(Some records)

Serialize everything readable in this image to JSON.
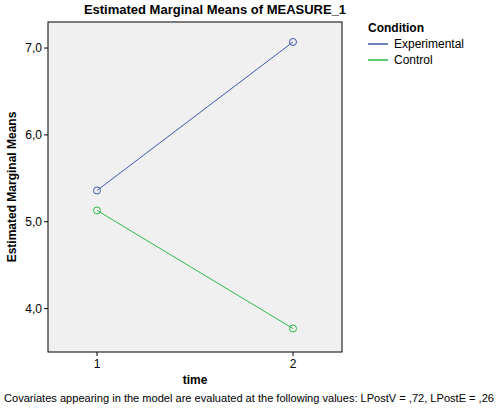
{
  "chart_data": {
    "type": "line",
    "title": "Estimated Marginal Means of MEASURE_1",
    "x_label": "time",
    "y_label": "Estimated Marginal Means",
    "legend_title": "Condition",
    "footnote": "Covariates appearing in the model are evaluated at the following values: LPostV = ,72, LPostE = ,26",
    "x": [
      1,
      2
    ],
    "series": [
      {
        "name": "Experimental",
        "color": "#3e58ac",
        "values": [
          5.36,
          7.07
        ]
      },
      {
        "name": "Control",
        "color": "#2eb848",
        "values": [
          5.13,
          3.77
        ]
      }
    ],
    "xlim": [
      0.75,
      2.25
    ],
    "xticks": [
      1,
      2
    ],
    "ylim": [
      3.5,
      7.3
    ],
    "yticks": [
      {
        "value": 4,
        "label": "4,0"
      },
      {
        "value": 5,
        "label": "5,0"
      },
      {
        "value": 6,
        "label": "6,0"
      },
      {
        "value": 7,
        "label": "7,0"
      }
    ],
    "grid": false,
    "legend": "right",
    "marker": "circle"
  }
}
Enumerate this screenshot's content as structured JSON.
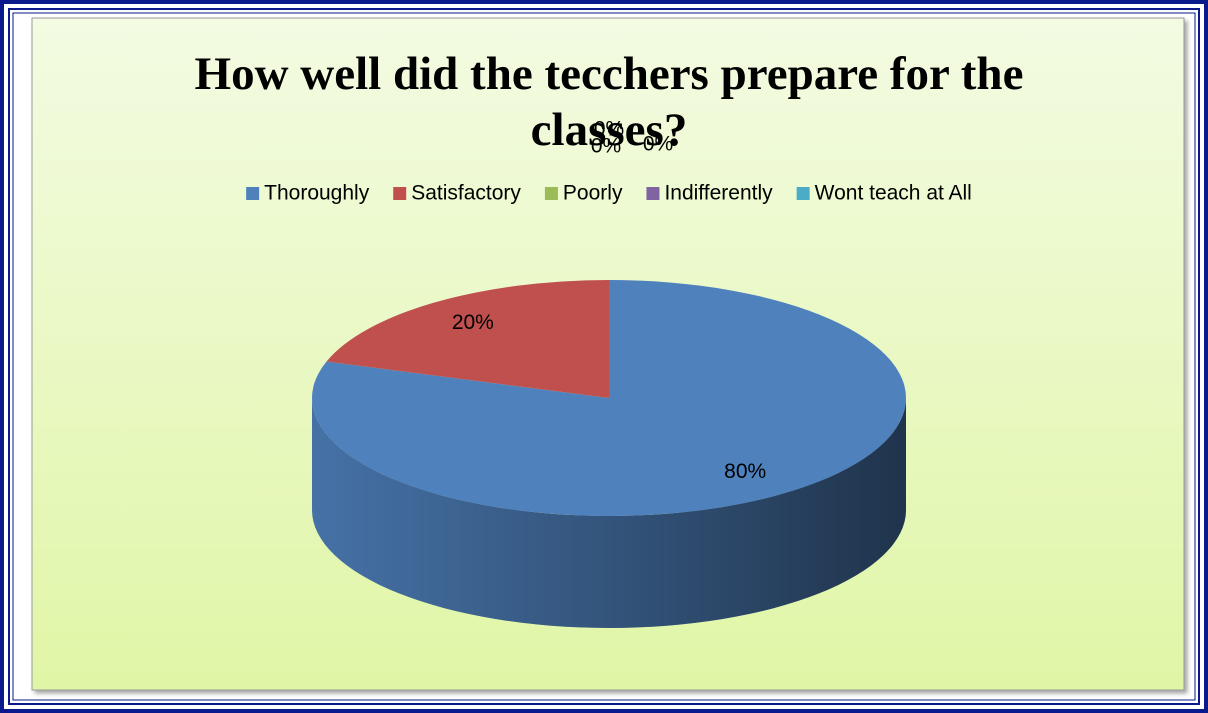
{
  "chart_data": {
    "type": "pie3d",
    "title": "How well did the tecchers prepare for the classes?",
    "categories": [
      "Thoroughly",
      "Satisfactory",
      "Poorly",
      "Indifferently",
      "Wont teach at All"
    ],
    "values": [
      80,
      20,
      0,
      0,
      0
    ],
    "value_labels": [
      "80%",
      "20%",
      "0%",
      "0%",
      "0%"
    ],
    "colors": [
      "#4f81bd",
      "#c0504d",
      "#9bbb59",
      "#8064a2",
      "#4bacc6"
    ],
    "legend": "top"
  }
}
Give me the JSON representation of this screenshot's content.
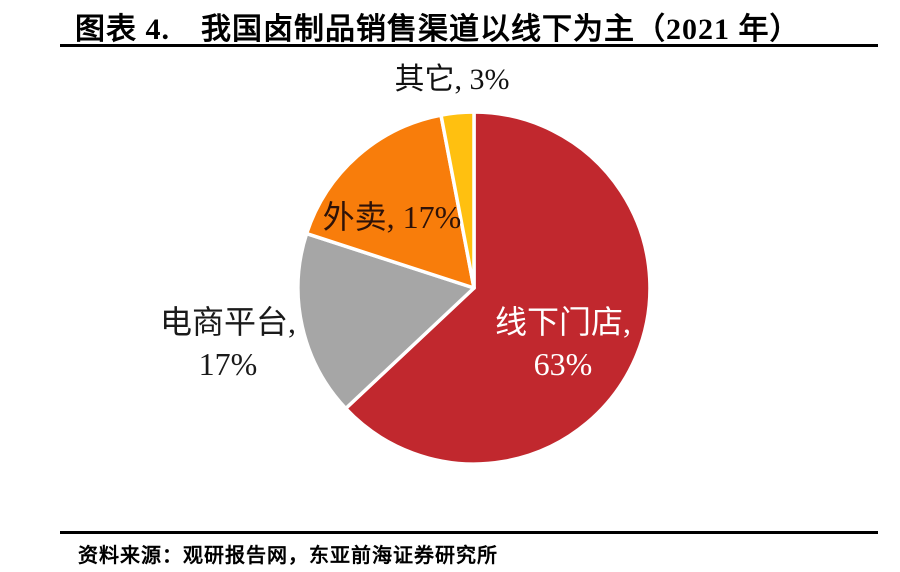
{
  "title": {
    "text": "图表 4.　我国卤制品销售渠道以线下为主（2021 年）"
  },
  "footer": {
    "source_text": "资料来源：观研报告网，东亚前海证券研究所"
  },
  "chart_data": {
    "type": "pie",
    "title": "我国卤制品销售渠道以线下为主（2021 年）",
    "units": "%",
    "start_angle_deg": 0,
    "direction": "clockwise",
    "legend": "none",
    "categories": [
      "线下门店",
      "电商平台",
      "外卖",
      "其它"
    ],
    "values": [
      63,
      17,
      17,
      3
    ],
    "slices": [
      {
        "label": "线下门店",
        "value": 63,
        "color": "#c1282e",
        "label_text": "线下门店,\n63%",
        "label_color": "#ffffff"
      },
      {
        "label": "电商平台",
        "value": 17,
        "color": "#a6a6a6",
        "label_text": "电商平台,\n17%",
        "label_color": "#1a1a1a"
      },
      {
        "label": "外卖",
        "value": 17,
        "color": "#f87d0b",
        "label_text": "外卖, 17%",
        "label_color": "#2e1208"
      },
      {
        "label": "其它",
        "value": 3,
        "color": "#ffc010",
        "label_text": "其它, 3%",
        "label_color": "#111111"
      }
    ],
    "slice_border_color": "#ffffff"
  }
}
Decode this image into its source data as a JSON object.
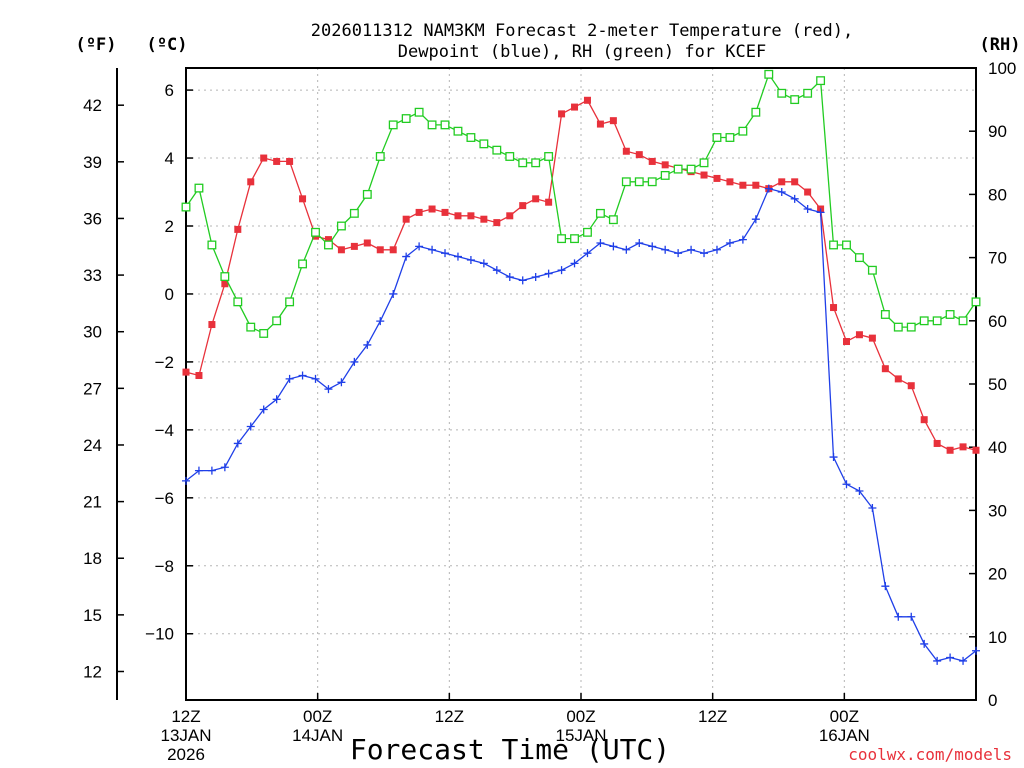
{
  "chart_data": {
    "type": "line",
    "title_line1": "2026011312 NAM3KM Forecast 2-meter Temperature (red),",
    "title_line2": "Dewpoint (blue), RH (green) for KCEF",
    "xlabel": "Forecast Time (UTC)",
    "credit": "coolwx.com/models",
    "units": {
      "fahrenheit": "(ºF)",
      "celsius": "(ºC)",
      "rh": "(RH)"
    },
    "x_range": [
      0,
      36
    ],
    "x_ticks": [
      {
        "hour": 0,
        "line1": "12Z",
        "line2": "13JAN",
        "line3": "2026"
      },
      {
        "hour": 6,
        "line1": "00Z",
        "line2": "14JAN",
        "line3": ""
      },
      {
        "hour": 12,
        "line1": "12Z",
        "line2": "",
        "line3": ""
      },
      {
        "hour": 18,
        "line1": "00Z",
        "line2": "15JAN",
        "line3": ""
      },
      {
        "hour": 24,
        "line1": "12Z",
        "line2": "",
        "line3": ""
      },
      {
        "hour": 30,
        "line1": "00Z",
        "line2": "16JAN",
        "line3": ""
      }
    ],
    "celsius_range": [
      -11.95,
      6.65
    ],
    "celsius_ticks": [
      "6",
      "4",
      "2",
      "0",
      "−2",
      "−4",
      "−6",
      "−8",
      "−10"
    ],
    "celsius_tick_values": [
      6,
      4,
      2,
      0,
      -2,
      -4,
      -6,
      -8,
      -10
    ],
    "fahrenheit_ticks": [
      "42",
      "39",
      "36",
      "33",
      "30",
      "27",
      "24",
      "21",
      "18",
      "15",
      "12"
    ],
    "fahrenheit_tick_values": [
      42,
      39,
      36,
      33,
      30,
      27,
      24,
      21,
      18,
      15,
      12
    ],
    "rh_range": [
      0,
      100
    ],
    "rh_ticks": [
      "100",
      "90",
      "80",
      "70",
      "60",
      "50",
      "40",
      "30",
      "20",
      "10",
      "0"
    ],
    "rh_tick_values": [
      100,
      90,
      80,
      70,
      60,
      50,
      40,
      30,
      20,
      10,
      0
    ],
    "series": [
      {
        "name": "2-meter Temperature",
        "unit": "C",
        "color": "#e8313b",
        "marker": "filled-square",
        "values": [
          -2.3,
          -2.4,
          -0.9,
          0.3,
          1.9,
          3.3,
          4.0,
          3.9,
          3.9,
          2.8,
          1.7,
          1.6,
          1.3,
          1.4,
          1.5,
          1.3,
          1.3,
          2.2,
          2.4,
          2.5,
          2.4,
          2.3,
          2.3,
          2.2,
          2.1,
          2.3,
          2.6,
          2.8,
          2.7,
          5.3,
          5.5,
          5.7,
          5.0,
          5.1,
          4.2,
          4.1,
          3.9,
          3.8,
          3.7,
          3.6,
          3.5,
          3.4,
          3.3,
          3.2,
          3.2,
          3.1,
          3.3,
          3.3,
          3.0,
          2.5,
          -0.4,
          -1.4,
          -1.2,
          -1.3,
          -2.2,
          -2.5,
          -2.7,
          -3.7,
          -4.4,
          -4.6,
          -4.5,
          -4.6
        ]
      },
      {
        "name": "Dewpoint",
        "unit": "C",
        "color": "#1f3fe8",
        "marker": "plus",
        "values": [
          -5.5,
          -5.2,
          -5.2,
          -5.1,
          -4.4,
          -3.9,
          -3.4,
          -3.1,
          -2.5,
          -2.4,
          -2.5,
          -2.8,
          -2.6,
          -2.0,
          -1.5,
          -0.8,
          0.0,
          1.1,
          1.4,
          1.3,
          1.2,
          1.1,
          1.0,
          0.9,
          0.7,
          0.5,
          0.4,
          0.5,
          0.6,
          0.7,
          0.9,
          1.2,
          1.5,
          1.4,
          1.3,
          1.5,
          1.4,
          1.3,
          1.2,
          1.3,
          1.2,
          1.3,
          1.5,
          1.6,
          2.2,
          3.1,
          3.0,
          2.8,
          2.5,
          2.4,
          -4.8,
          -5.6,
          -5.8,
          -6.3,
          -8.6,
          -9.5,
          -9.5,
          -10.3,
          -10.8,
          -10.7,
          -10.8,
          -10.5
        ]
      },
      {
        "name": "RH",
        "unit": "%",
        "color": "#22cc22",
        "marker": "open-square",
        "values": [
          78,
          81,
          72,
          67,
          63,
          59,
          58,
          60,
          63,
          69,
          74,
          72,
          75,
          77,
          80,
          86,
          91,
          92,
          93,
          91,
          91,
          90,
          89,
          88,
          87,
          86,
          85,
          85,
          86,
          73,
          73,
          74,
          77,
          76,
          82,
          82,
          82,
          83,
          84,
          84,
          85,
          89,
          89,
          90,
          93,
          99,
          96,
          95,
          96,
          98,
          72,
          72,
          70,
          68,
          61,
          59,
          59,
          60,
          60,
          61,
          60,
          63
        ]
      }
    ]
  }
}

→ **Exercise directions**: From the listing above, return each line with the word "image".

→ **Answer to this problem**:
Serialize everything readable in this image to JSON.
Decode this image into its source data as a JSON object.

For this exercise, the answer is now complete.